[START OF Dataset records]
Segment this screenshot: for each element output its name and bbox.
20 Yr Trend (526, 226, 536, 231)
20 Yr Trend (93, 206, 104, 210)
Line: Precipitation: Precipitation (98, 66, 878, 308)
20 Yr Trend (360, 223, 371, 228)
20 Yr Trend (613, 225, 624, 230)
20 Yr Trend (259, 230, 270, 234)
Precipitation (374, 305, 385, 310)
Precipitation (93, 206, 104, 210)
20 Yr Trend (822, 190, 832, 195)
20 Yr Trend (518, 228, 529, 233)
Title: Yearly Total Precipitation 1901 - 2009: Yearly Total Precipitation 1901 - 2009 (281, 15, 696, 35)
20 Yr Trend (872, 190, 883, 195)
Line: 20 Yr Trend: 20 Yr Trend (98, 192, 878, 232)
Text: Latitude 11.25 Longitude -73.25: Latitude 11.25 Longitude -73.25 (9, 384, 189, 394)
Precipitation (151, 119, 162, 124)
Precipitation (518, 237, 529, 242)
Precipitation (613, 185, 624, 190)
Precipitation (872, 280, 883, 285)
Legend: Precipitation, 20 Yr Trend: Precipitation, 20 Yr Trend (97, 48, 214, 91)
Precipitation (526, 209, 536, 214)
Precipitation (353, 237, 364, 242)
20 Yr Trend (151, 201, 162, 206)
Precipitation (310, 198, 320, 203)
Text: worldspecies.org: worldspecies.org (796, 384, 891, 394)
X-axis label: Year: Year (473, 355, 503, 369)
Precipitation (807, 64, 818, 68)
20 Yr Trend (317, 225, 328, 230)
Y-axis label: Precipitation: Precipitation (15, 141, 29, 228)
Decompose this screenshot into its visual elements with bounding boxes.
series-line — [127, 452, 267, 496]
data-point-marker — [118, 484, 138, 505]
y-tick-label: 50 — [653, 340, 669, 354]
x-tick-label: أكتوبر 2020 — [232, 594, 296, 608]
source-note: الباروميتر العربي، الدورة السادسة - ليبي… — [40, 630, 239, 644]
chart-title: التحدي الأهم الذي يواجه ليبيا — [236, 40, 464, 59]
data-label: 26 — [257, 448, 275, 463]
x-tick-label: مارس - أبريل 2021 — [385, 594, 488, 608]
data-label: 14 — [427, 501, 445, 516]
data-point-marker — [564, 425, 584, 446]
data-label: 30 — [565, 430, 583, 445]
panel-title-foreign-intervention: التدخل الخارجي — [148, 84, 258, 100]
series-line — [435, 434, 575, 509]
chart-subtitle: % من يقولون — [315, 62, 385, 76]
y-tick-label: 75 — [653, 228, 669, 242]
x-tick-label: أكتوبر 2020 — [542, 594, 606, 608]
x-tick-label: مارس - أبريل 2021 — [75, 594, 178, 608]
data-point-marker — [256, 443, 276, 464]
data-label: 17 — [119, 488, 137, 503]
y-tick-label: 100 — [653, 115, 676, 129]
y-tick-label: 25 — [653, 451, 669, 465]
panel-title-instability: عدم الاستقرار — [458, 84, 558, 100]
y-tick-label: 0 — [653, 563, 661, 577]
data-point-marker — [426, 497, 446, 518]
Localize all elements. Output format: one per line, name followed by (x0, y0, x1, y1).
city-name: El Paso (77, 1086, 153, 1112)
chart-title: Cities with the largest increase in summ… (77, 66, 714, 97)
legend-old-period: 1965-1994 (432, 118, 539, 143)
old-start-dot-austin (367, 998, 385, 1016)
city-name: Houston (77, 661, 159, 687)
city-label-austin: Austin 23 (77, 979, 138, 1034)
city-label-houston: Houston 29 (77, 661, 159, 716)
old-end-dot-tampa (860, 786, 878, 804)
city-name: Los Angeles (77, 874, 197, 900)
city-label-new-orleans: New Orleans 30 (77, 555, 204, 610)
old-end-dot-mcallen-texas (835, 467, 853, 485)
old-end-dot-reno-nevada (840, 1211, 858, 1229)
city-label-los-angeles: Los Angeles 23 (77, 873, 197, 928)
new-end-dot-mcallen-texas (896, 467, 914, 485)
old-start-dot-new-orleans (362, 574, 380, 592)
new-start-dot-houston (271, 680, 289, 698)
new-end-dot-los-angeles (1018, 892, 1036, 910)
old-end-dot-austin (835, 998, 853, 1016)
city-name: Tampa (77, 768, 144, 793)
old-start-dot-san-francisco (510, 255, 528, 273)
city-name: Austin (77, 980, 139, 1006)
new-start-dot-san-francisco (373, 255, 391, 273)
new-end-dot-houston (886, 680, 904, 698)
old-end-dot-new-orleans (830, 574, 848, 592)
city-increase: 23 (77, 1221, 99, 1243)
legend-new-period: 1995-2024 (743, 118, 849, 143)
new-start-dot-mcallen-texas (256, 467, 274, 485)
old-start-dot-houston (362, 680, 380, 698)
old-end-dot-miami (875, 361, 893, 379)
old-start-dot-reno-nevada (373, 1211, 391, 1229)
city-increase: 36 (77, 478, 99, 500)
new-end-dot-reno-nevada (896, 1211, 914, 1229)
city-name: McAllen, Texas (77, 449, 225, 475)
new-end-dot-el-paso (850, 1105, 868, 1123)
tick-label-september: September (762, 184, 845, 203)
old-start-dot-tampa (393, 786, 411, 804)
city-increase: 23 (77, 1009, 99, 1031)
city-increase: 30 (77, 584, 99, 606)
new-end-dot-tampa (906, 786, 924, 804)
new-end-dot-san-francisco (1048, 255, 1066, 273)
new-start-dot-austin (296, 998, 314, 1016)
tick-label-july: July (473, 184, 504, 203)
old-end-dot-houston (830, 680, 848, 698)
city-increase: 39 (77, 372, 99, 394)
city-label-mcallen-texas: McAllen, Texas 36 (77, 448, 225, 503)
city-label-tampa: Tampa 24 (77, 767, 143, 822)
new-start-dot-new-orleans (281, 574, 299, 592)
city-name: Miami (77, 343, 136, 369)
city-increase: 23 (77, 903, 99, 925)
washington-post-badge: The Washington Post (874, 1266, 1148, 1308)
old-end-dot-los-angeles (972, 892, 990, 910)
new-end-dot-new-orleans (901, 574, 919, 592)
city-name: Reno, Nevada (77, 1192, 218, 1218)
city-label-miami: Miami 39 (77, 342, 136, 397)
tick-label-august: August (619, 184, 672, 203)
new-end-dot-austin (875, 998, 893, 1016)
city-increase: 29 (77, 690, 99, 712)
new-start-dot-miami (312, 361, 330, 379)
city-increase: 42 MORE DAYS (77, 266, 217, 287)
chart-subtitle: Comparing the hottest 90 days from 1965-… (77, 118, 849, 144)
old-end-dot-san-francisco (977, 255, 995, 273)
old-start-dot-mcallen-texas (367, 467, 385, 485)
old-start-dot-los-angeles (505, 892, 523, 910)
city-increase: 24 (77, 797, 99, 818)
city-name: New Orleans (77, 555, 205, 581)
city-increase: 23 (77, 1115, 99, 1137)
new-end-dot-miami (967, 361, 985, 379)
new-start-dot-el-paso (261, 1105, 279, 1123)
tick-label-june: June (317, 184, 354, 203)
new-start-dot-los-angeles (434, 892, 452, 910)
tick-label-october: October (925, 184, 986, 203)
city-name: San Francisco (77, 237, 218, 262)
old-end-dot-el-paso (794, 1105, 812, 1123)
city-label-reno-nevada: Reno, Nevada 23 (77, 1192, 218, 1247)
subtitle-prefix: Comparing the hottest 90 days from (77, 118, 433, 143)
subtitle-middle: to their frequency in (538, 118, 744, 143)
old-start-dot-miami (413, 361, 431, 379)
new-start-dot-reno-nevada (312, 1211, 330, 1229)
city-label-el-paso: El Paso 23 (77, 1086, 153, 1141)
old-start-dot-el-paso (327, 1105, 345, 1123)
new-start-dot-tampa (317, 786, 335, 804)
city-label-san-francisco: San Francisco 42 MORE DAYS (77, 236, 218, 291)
[END OF Dataset records]
▶ _What to produce_: Rewrite the listing from its first line down through the line containing "Precipitation (310, 198, 320, 203)", putting "20-Year Trend" wherever "20 Yr Trend" appears and keeping everything else the same.

▶ _Response for this exercise_:
Segment this screenshot: for each element output its name and bbox.
20-Year Trend (526, 226, 536, 231)
20-Year Trend (93, 206, 104, 210)
Line: Precipitation: Precipitation (98, 66, 878, 308)
20-Year Trend (360, 223, 371, 228)
20-Year Trend (613, 225, 624, 230)
20-Year Trend (259, 230, 270, 234)
Precipitation (374, 305, 385, 310)
Precipitation (93, 206, 104, 210)
20-Year Trend (822, 190, 832, 195)
20-Year Trend (518, 228, 529, 233)
Title: Yearly Total Precipitation 1901 - 2009: Yearly Total Precipitation 1901 - 2009 (281, 15, 696, 35)
20-Year Trend (872, 190, 883, 195)
Line: 20-Year Trend: 20-Year Trend (98, 192, 878, 232)
Text: Latitude 11.25 Longitude -73.25: Latitude 11.25 Longitude -73.25 (9, 384, 189, 394)
Precipitation (151, 119, 162, 124)
Precipitation (518, 237, 529, 242)
Precipitation (613, 185, 624, 190)
Precipitation (872, 280, 883, 285)
Legend: Precipitation, 20-Year Trend: Precipitation, 20-Year Trend (97, 48, 214, 91)
Precipitation (526, 209, 536, 214)
Precipitation (353, 237, 364, 242)
20-Year Trend (151, 201, 162, 206)
Precipitation (310, 198, 320, 203)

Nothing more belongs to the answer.